* _GOAL_
Please return the full listing below without altering anything.

========================

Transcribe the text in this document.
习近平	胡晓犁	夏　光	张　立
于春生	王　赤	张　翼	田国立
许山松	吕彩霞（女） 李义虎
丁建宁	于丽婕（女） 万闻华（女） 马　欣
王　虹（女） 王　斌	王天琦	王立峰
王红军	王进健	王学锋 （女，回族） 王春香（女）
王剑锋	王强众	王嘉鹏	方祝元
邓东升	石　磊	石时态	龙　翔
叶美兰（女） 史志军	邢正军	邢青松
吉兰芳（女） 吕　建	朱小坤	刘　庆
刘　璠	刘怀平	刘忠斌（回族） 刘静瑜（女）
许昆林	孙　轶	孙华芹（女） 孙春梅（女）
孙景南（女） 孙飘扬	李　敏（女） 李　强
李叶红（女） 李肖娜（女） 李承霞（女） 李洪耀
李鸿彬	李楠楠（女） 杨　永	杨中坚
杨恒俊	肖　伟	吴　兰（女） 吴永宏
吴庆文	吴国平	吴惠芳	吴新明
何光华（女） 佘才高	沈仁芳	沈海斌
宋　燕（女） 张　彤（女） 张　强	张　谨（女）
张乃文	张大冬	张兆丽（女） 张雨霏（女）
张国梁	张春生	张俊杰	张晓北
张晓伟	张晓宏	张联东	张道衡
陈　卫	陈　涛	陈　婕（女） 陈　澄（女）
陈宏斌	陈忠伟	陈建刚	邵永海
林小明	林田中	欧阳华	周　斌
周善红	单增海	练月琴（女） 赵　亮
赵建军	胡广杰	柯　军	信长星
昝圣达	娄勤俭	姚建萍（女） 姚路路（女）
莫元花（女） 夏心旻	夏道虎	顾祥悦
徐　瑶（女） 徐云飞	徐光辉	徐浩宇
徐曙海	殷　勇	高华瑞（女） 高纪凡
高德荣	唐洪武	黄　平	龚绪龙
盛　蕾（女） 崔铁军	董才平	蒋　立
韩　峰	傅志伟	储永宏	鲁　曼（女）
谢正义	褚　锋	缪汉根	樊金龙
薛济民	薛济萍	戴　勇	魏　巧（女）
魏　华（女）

========================

* _TASK ANSWER_
Transcribe the text in this document.
习近平	胡晓犁	夏　光	张　立
于春生	王　赤	张　翼	田国立
许山松	吕彩霞（女） 李义虎
丁建宁	于丽婕（女） 万闻华（女） 马　欣
王　虹（女） 王　斌	王天琦	王立峰
王红军	王进健	王学锋 （女，回族） 王春香（女）
王剑锋	王强众	王嘉鹏	方祝元
邓东升	石　磊	石时态	龙　翔
叶美兰（女） 史志军	邢正军	邢青松
吉兰芳（女） 吕　建	朱小坤	刘　庆
刘　璠	刘怀平	刘忠斌（回族） 刘静瑜（女）
许昆林	孙　轶	孙华芹（女） 孙春梅（女）
孙景南（女） 孙飘扬	李　敏（女） 李　强
李叶红（女） 李肖娜（女） 李承霞（女） 李洪耀
李鸿彬	李楠楠（女） 杨　永	杨中坚
杨恒俊	肖　伟	吴　兰（女） 吴永宏
吴庆文	吴国平	吴惠芳	吴新明
何光华（女） 佘才高	沈仁芳	沈海斌
宋　燕（女） 张　彤（女） 张　强	张　谨（女）
张乃文	张大冬	张兆丽（女） 张雨霏（女）
张国梁	张春生	张俊杰	张晓北
张晓伟	张晓宏	张联东	张道衡
陈　卫	陈　涛	陈　婕（女） 陈　澄（女）
陈宏斌	陈忠伟	陈建刚	邵永海
林小明	林田中	欧阳华	周　斌
周善红	单增海	练月琴（女） 赵　亮
赵建军	胡广杰	柯　军	信长星
昝圣达	娄勤俭	姚建萍（女） 姚路路（女）
莫元花（女） 夏心旻	夏道虎	顾祥悦
徐　瑶（女） 徐云飞	徐光辉	徐浩宇
徐曙海	殷　勇	高华瑞（女） 高纪凡
高德荣	唐洪武	黄　平	龚绪龙
盛　蕾（女） 崔铁军	董才平	蒋　立
韩　峰	傅志伟	储永宏	鲁　曼（女）
谢正义	褚　锋	缪汉根	樊金龙
薛济民	薛济萍	戴　勇	魏　巧（女）
魏　华（女）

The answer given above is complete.